=== Dataset content ===
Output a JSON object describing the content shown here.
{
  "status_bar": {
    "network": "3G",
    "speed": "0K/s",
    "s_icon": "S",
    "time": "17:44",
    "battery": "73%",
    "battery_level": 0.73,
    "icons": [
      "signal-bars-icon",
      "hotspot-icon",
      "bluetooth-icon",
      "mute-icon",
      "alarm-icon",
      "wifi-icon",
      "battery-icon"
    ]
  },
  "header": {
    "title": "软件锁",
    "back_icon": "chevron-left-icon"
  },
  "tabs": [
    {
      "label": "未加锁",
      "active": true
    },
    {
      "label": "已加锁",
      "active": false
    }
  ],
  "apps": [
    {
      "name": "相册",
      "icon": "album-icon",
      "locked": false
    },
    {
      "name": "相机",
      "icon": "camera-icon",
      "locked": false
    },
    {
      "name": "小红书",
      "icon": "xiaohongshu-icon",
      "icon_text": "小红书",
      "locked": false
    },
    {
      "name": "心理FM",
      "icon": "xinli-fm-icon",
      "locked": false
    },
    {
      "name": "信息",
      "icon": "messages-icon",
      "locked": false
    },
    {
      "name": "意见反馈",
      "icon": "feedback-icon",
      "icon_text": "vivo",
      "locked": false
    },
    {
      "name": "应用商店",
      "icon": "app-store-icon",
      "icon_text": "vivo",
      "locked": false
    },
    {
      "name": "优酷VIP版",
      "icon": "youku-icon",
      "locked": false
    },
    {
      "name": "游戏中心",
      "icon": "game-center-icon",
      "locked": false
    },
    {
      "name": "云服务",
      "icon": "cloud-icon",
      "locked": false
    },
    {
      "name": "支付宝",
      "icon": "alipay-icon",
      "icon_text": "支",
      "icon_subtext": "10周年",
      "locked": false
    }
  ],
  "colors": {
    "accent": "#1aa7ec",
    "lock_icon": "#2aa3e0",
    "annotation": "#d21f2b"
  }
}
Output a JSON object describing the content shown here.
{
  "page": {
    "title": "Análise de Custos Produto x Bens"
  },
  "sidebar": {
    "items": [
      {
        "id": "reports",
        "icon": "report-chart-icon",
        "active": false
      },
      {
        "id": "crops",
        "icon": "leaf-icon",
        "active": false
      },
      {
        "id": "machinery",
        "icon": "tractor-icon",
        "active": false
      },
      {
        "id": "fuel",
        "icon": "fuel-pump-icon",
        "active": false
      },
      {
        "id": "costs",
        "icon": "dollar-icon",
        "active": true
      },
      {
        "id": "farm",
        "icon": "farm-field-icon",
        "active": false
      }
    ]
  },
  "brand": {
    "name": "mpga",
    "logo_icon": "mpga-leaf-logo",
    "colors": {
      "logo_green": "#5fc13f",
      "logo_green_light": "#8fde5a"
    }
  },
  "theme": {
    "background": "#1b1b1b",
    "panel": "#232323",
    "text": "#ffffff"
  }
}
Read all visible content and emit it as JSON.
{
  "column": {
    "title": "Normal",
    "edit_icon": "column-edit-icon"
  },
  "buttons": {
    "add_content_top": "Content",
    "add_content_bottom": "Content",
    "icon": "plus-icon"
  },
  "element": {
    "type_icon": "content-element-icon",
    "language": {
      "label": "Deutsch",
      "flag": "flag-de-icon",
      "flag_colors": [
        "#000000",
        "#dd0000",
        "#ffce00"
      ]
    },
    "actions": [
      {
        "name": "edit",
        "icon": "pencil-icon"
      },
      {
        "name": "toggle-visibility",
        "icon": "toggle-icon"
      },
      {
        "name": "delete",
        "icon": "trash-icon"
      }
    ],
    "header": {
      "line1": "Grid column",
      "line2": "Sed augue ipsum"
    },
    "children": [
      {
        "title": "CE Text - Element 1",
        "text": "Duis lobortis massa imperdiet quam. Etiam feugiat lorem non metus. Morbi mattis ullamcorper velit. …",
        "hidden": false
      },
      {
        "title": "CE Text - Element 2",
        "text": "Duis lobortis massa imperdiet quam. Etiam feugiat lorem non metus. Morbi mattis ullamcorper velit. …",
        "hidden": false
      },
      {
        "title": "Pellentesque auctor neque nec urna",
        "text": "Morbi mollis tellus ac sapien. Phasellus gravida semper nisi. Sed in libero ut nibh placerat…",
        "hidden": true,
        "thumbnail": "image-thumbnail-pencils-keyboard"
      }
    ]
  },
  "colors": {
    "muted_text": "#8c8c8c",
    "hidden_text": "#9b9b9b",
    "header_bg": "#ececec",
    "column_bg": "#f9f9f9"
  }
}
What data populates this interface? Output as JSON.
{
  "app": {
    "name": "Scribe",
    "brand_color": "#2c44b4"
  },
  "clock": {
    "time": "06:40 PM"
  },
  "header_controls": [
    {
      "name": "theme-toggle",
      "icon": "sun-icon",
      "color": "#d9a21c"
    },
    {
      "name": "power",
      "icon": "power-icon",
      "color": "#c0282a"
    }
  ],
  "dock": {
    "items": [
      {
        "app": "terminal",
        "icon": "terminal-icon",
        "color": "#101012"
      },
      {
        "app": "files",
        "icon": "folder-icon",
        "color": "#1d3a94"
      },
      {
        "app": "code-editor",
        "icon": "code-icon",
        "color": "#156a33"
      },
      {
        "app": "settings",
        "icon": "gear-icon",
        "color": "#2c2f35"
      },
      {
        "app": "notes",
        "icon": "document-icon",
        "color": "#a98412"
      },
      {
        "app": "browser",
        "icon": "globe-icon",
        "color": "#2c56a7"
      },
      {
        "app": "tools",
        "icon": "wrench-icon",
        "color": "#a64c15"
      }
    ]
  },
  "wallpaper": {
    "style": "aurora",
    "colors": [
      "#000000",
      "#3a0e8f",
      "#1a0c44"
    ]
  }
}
===
(Do this):
All of the lines above must be returned exactly.

(Solution to this exercise):
Output a JSON object describing the content shown here.
{
  "status_bar": {
    "network": "3G",
    "speed": "0K/s",
    "s_icon": "S",
    "time": "17:44",
    "battery": "73%",
    "battery_level": 0.73,
    "icons": [
      "signal-bars-icon",
      "hotspot-icon",
      "bluetooth-icon",
      "mute-icon",
      "alarm-icon",
      "wifi-icon",
      "battery-icon"
    ]
  },
  "header": {
    "title": "软件锁",
    "back_icon": "chevron-left-icon"
  },
  "tabs": [
    {
      "label": "未加锁",
      "active": true
    },
    {
      "label": "已加锁",
      "active": false
    }
  ],
  "apps": [
    {
      "name": "相册",
      "icon": "album-icon",
      "locked": false
    },
    {
      "name": "相机",
      "icon": "camera-icon",
      "locked": false
    },
    {
      "name": "小红书",
      "icon": "xiaohongshu-icon",
      "icon_text": "小红书",
      "locked": false
    },
    {
      "name": "心理FM",
      "icon": "xinli-fm-icon",
      "locked": false
    },
    {
      "name": "信息",
      "icon": "messages-icon",
      "locked": false
    },
    {
      "name": "意见反馈",
      "icon": "feedback-icon",
      "icon_text": "vivo",
      "locked": false
    },
    {
      "name": "应用商店",
      "icon": "app-store-icon",
      "icon_text": "vivo",
      "locked": false
    },
    {
      "name": "优酷VIP版",
      "icon": "youku-icon",
      "locked": false
    },
    {
      "name": "游戏中心",
      "icon": "game-center-icon",
      "locked": false
    },
    {
      "name": "云服务",
      "icon": "cloud-icon",
      "locked": false
    },
    {
      "name": "支付宝",
      "icon": "alipay-icon",
      "icon_text": "支",
      "icon_subtext": "10周年",
      "locked": false
    }
  ],
  "colors": {
    "accent": "#1aa7ec",
    "lock_icon": "#2aa3e0",
    "annotation": "#d21f2b"
  }
}
Output a JSON object describing the content shown here.
{
  "page": {
    "title": "Análise de Custos Produto x Bens"
  },
  "sidebar": {
    "items": [
      {
        "id": "reports",
        "icon": "report-chart-icon",
        "active": false
      },
      {
        "id": "crops",
        "icon": "leaf-icon",
        "active": false
      },
      {
        "id": "machinery",
        "icon": "tractor-icon",
        "active": false
      },
      {
        "id": "fuel",
        "icon": "fuel-pump-icon",
        "active": false
      },
      {
        "id": "costs",
        "icon": "dollar-icon",
        "active": true
      },
      {
        "id": "farm",
        "icon": "farm-field-icon",
        "active": false
      }
    ]
  },
  "brand": {
    "name": "mpga",
    "logo_icon": "mpga-leaf-logo",
    "colors": {
      "logo_green": "#5fc13f",
      "logo_green_light": "#8fde5a"
    }
  },
  "theme": {
    "background": "#1b1b1b",
    "panel": "#232323",
    "text": "#ffffff"
  }
}
Read all visible content and emit it as JSON.
{
  "column": {
    "title": "Normal",
    "edit_icon": "column-edit-icon"
  },
  "buttons": {
    "add_content_top": "Content",
    "add_content_bottom": "Content",
    "icon": "plus-icon"
  },
  "element": {
    "type_icon": "content-element-icon",
    "language": {
      "label": "Deutsch",
      "flag": "flag-de-icon",
      "flag_colors": [
        "#000000",
        "#dd0000",
        "#ffce00"
      ]
    },
    "actions": [
      {
        "name": "edit",
        "icon": "pencil-icon"
      },
      {
        "name": "toggle-visibility",
        "icon": "toggle-icon"
      },
      {
        "name": "delete",
        "icon": "trash-icon"
      }
    ],
    "header": {
      "line1": "Grid column",
      "line2": "Sed augue ipsum"
    },
    "children": [
      {
        "title": "CE Text - Element 1",
        "text": "Duis lobortis massa imperdiet quam. Etiam feugiat lorem non metus. Morbi mattis ullamcorper velit. …",
        "hidden": false
      },
      {
        "title": "CE Text - Element 2",
        "text": "Duis lobortis massa imperdiet quam. Etiam feugiat lorem non metus. Morbi mattis ullamcorper velit. …",
        "hidden": false
      },
      {
        "title": "Pellentesque auctor neque nec urna",
        "text": "Morbi mollis tellus ac sapien. Phasellus gravida semper nisi. Sed in libero ut nibh placerat…",
        "hidden": true,
        "thumbnail": "image-thumbnail-pencils-keyboard"
      }
    ]
  },
  "colors": {
    "muted_text": "#8c8c8c",
    "hidden_text": "#9b9b9b",
    "header_bg": "#ececec",
    "column_bg": "#f9f9f9"
  }
}
What data populates this interface? Output as JSON.
{
  "app": {
    "name": "Scribe",
    "brand_color": "#2c44b4"
  },
  "clock": {
    "time": "06:40 PM"
  },
  "header_controls": [
    {
      "name": "theme-toggle",
      "icon": "sun-icon",
      "color": "#d9a21c"
    },
    {
      "name": "power",
      "icon": "power-icon",
      "color": "#c0282a"
    }
  ],
  "dock": {
    "items": [
      {
        "app": "terminal",
        "icon": "terminal-icon",
        "color": "#101012"
      },
      {
        "app": "files",
        "icon": "folder-icon",
        "color": "#1d3a94"
      },
      {
        "app": "code-editor",
        "icon": "code-icon",
        "color": "#156a33"
      },
      {
        "app": "settings",
        "icon": "gear-icon",
        "color": "#2c2f35"
      },
      {
        "app": "notes",
        "icon": "document-icon",
        "color": "#a98412"
      },
      {
        "app": "browser",
        "icon": "globe-icon",
        "color": "#2c56a7"
      },
      {
        "app": "tools",
        "icon": "wrench-icon",
        "color": "#a64c15"
      }
    ]
  },
  "wallpaper": {
    "style": "aurora",
    "colors": [
      "#000000",
      "#3a0e8f",
      "#1a0c44"
    ]
  }
}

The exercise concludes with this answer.